## WRITTEN REQUEST
Repeat each entry in full, exactly.

Data entries for graphics:

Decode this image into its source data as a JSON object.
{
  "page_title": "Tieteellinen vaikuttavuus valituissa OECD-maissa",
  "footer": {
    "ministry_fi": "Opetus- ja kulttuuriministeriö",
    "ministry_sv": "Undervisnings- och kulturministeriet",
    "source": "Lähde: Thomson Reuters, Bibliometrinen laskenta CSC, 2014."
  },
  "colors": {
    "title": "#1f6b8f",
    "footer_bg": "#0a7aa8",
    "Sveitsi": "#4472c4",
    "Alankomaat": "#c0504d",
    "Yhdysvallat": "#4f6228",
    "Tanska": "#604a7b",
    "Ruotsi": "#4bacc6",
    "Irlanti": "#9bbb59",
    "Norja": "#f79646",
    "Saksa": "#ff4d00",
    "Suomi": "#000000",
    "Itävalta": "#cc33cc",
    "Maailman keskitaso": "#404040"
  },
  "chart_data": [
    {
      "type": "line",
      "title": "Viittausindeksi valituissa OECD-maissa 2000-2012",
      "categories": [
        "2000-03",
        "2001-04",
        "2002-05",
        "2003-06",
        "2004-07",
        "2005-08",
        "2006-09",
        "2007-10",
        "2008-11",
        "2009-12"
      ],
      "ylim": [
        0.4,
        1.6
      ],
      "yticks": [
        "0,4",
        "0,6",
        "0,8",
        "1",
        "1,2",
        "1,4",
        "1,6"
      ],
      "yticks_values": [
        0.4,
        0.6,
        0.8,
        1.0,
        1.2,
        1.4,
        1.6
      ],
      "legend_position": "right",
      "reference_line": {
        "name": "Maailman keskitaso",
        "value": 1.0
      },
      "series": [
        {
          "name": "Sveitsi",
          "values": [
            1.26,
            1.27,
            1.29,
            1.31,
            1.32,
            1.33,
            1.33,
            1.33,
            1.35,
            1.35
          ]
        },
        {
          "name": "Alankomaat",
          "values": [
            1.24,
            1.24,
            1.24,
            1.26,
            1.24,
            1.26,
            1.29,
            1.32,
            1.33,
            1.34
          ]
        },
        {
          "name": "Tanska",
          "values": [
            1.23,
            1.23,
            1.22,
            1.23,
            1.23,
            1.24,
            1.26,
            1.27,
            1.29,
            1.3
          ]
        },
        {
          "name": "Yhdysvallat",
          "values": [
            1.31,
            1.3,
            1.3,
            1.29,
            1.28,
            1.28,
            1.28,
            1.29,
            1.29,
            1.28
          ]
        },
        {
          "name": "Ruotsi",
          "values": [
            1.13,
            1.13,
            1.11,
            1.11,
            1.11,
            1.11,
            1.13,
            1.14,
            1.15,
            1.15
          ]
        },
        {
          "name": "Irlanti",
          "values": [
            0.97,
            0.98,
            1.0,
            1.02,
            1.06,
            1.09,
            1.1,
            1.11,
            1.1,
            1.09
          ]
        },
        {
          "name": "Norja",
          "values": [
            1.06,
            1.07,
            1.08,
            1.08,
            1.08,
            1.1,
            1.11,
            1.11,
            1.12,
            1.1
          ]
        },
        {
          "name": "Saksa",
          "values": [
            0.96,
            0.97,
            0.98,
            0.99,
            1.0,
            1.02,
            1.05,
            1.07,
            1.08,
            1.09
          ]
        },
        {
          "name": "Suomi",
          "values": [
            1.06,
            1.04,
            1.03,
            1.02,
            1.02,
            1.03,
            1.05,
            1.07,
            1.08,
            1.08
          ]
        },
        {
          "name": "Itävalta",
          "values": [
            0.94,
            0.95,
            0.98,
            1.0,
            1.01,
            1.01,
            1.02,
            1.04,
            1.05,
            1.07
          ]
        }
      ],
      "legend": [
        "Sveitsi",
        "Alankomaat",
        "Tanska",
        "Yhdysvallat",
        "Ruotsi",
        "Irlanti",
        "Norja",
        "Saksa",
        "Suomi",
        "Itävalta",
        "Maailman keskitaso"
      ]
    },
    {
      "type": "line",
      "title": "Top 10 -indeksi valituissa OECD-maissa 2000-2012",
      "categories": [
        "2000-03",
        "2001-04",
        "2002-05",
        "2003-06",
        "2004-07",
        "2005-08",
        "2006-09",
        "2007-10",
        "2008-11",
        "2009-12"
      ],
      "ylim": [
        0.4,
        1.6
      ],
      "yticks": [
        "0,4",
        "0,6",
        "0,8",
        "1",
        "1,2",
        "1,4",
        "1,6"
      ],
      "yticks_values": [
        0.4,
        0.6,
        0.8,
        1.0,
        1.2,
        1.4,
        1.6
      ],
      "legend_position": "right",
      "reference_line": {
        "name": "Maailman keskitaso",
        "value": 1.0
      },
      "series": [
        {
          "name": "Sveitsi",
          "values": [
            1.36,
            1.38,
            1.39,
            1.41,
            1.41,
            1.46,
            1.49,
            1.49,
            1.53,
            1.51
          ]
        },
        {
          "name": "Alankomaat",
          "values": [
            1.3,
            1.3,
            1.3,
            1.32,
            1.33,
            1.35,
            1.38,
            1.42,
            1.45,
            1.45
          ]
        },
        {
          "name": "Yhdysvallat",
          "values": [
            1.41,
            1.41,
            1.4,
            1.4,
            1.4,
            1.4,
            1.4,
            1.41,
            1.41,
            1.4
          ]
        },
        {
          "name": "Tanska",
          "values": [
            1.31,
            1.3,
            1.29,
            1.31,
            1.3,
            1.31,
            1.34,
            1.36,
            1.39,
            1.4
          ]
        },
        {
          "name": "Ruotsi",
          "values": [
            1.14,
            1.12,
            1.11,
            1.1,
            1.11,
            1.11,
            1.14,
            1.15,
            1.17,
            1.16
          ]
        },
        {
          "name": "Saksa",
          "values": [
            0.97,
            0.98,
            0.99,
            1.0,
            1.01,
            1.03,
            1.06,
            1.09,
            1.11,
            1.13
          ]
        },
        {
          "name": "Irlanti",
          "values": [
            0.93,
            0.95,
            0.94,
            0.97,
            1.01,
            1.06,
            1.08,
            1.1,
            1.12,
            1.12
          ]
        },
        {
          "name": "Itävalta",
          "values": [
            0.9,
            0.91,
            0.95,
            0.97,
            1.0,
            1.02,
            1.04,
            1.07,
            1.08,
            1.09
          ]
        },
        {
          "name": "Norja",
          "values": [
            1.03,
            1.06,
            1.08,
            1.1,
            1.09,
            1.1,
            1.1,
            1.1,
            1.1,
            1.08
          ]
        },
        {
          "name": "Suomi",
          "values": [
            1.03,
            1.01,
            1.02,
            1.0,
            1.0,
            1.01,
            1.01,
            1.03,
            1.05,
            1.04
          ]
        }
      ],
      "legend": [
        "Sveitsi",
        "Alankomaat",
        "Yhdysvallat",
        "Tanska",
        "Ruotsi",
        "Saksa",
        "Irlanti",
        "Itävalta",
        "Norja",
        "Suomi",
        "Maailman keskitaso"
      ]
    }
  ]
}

## ANSWER
Decode this image into its source data as a JSON object.
{
  "page_title": "Tieteellinen vaikuttavuus valituissa OECD-maissa",
  "footer": {
    "ministry_fi": "Opetus- ja kulttuuriministeriö",
    "ministry_sv": "Undervisnings- och kulturministeriet",
    "source": "Lähde: Thomson Reuters, Bibliometrinen laskenta CSC, 2014."
  },
  "colors": {
    "title": "#1f6b8f",
    "footer_bg": "#0a7aa8",
    "Sveitsi": "#4472c4",
    "Alankomaat": "#c0504d",
    "Yhdysvallat": "#4f6228",
    "Tanska": "#604a7b",
    "Ruotsi": "#4bacc6",
    "Irlanti": "#9bbb59",
    "Norja": "#f79646",
    "Saksa": "#ff4d00",
    "Suomi": "#000000",
    "Itävalta": "#cc33cc",
    "Maailman keskitaso": "#404040"
  },
  "chart_data": [
    {
      "type": "line",
      "title": "Viittausindeksi valituissa OECD-maissa 2000-2012",
      "categories": [
        "2000-03",
        "2001-04",
        "2002-05",
        "2003-06",
        "2004-07",
        "2005-08",
        "2006-09",
        "2007-10",
        "2008-11",
        "2009-12"
      ],
      "ylim": [
        0.4,
        1.6
      ],
      "yticks": [
        "0,4",
        "0,6",
        "0,8",
        "1",
        "1,2",
        "1,4",
        "1,6"
      ],
      "yticks_values": [
        0.4,
        0.6,
        0.8,
        1.0,
        1.2,
        1.4,
        1.6
      ],
      "legend_position": "right",
      "reference_line": {
        "name": "Maailman keskitaso",
        "value": 1.0
      },
      "series": [
        {
          "name": "Sveitsi",
          "values": [
            1.26,
            1.27,
            1.29,
            1.31,
            1.32,
            1.33,
            1.33,
            1.33,
            1.35,
            1.35
          ]
        },
        {
          "name": "Alankomaat",
          "values": [
            1.24,
            1.24,
            1.24,
            1.26,
            1.24,
            1.26,
            1.29,
            1.32,
            1.33,
            1.34
          ]
        },
        {
          "name": "Tanska",
          "values": [
            1.23,
            1.23,
            1.22,
            1.23,
            1.23,
            1.24,
            1.26,
            1.27,
            1.29,
            1.3
          ]
        },
        {
          "name": "Yhdysvallat",
          "values": [
            1.31,
            1.3,
            1.3,
            1.29,
            1.28,
            1.28,
            1.28,
            1.29,
            1.29,
            1.28
          ]
        },
        {
          "name": "Ruotsi",
          "values": [
            1.13,
            1.13,
            1.11,
            1.11,
            1.11,
            1.11,
            1.13,
            1.14,
            1.15,
            1.15
          ]
        },
        {
          "name": "Irlanti",
          "values": [
            0.97,
            0.98,
            1.0,
            1.02,
            1.06,
            1.09,
            1.1,
            1.11,
            1.1,
            1.09
          ]
        },
        {
          "name": "Norja",
          "values": [
            1.06,
            1.07,
            1.08,
            1.08,
            1.08,
            1.1,
            1.11,
            1.11,
            1.12,
            1.1
          ]
        },
        {
          "name": "Saksa",
          "values": [
            0.96,
            0.97,
            0.98,
            0.99,
            1.0,
            1.02,
            1.05,
            1.07,
            1.08,
            1.09
          ]
        },
        {
          "name": "Suomi",
          "values": [
            1.06,
            1.04,
            1.03,
            1.02,
            1.02,
            1.03,
            1.05,
            1.07,
            1.08,
            1.08
          ]
        },
        {
          "name": "Itävalta",
          "values": [
            0.94,
            0.95,
            0.98,
            1.0,
            1.01,
            1.01,
            1.02,
            1.04,
            1.05,
            1.07
          ]
        }
      ],
      "legend": [
        "Sveitsi",
        "Alankomaat",
        "Tanska",
        "Yhdysvallat",
        "Ruotsi",
        "Irlanti",
        "Norja",
        "Saksa",
        "Suomi",
        "Itävalta",
        "Maailman keskitaso"
      ]
    },
    {
      "type": "line",
      "title": "Top 10 -indeksi valituissa OECD-maissa 2000-2012",
      "categories": [
        "2000-03",
        "2001-04",
        "2002-05",
        "2003-06",
        "2004-07",
        "2005-08",
        "2006-09",
        "2007-10",
        "2008-11",
        "2009-12"
      ],
      "ylim": [
        0.4,
        1.6
      ],
      "yticks": [
        "0,4",
        "0,6",
        "0,8",
        "1",
        "1,2",
        "1,4",
        "1,6"
      ],
      "yticks_values": [
        0.4,
        0.6,
        0.8,
        1.0,
        1.2,
        1.4,
        1.6
      ],
      "legend_position": "right",
      "reference_line": {
        "name": "Maailman keskitaso",
        "value": 1.0
      },
      "series": [
        {
          "name": "Sveitsi",
          "values": [
            1.36,
            1.38,
            1.39,
            1.41,
            1.41,
            1.46,
            1.49,
            1.49,
            1.53,
            1.51
          ]
        },
        {
          "name": "Alankomaat",
          "values": [
            1.3,
            1.3,
            1.3,
            1.32,
            1.33,
            1.35,
            1.38,
            1.42,
            1.45,
            1.45
          ]
        },
        {
          "name": "Yhdysvallat",
          "values": [
            1.41,
            1.41,
            1.4,
            1.4,
            1.4,
            1.4,
            1.4,
            1.41,
            1.41,
            1.4
          ]
        },
        {
          "name": "Tanska",
          "values": [
            1.31,
            1.3,
            1.29,
            1.31,
            1.3,
            1.31,
            1.34,
            1.36,
            1.39,
            1.4
          ]
        },
        {
          "name": "Ruotsi",
          "values": [
            1.14,
            1.12,
            1.11,
            1.1,
            1.11,
            1.11,
            1.14,
            1.15,
            1.17,
            1.16
          ]
        },
        {
          "name": "Saksa",
          "values": [
            0.97,
            0.98,
            0.99,
            1.0,
            1.01,
            1.03,
            1.06,
            1.09,
            1.11,
            1.13
          ]
        },
        {
          "name": "Irlanti",
          "values": [
            0.93,
            0.95,
            0.94,
            0.97,
            1.01,
            1.06,
            1.08,
            1.1,
            1.12,
            1.12
          ]
        },
        {
          "name": "Itävalta",
          "values": [
            0.9,
            0.91,
            0.95,
            0.97,
            1.0,
            1.02,
            1.04,
            1.07,
            1.08,
            1.09
          ]
        },
        {
          "name": "Norja",
          "values": [
            1.03,
            1.06,
            1.08,
            1.1,
            1.09,
            1.1,
            1.1,
            1.1,
            1.1,
            1.08
          ]
        },
        {
          "name": "Suomi",
          "values": [
            1.03,
            1.01,
            1.02,
            1.0,
            1.0,
            1.01,
            1.01,
            1.03,
            1.05,
            1.04
          ]
        }
      ],
      "legend": [
        "Sveitsi",
        "Alankomaat",
        "Yhdysvallat",
        "Tanska",
        "Ruotsi",
        "Saksa",
        "Irlanti",
        "Itävalta",
        "Norja",
        "Suomi",
        "Maailman keskitaso"
      ]
    }
  ]
}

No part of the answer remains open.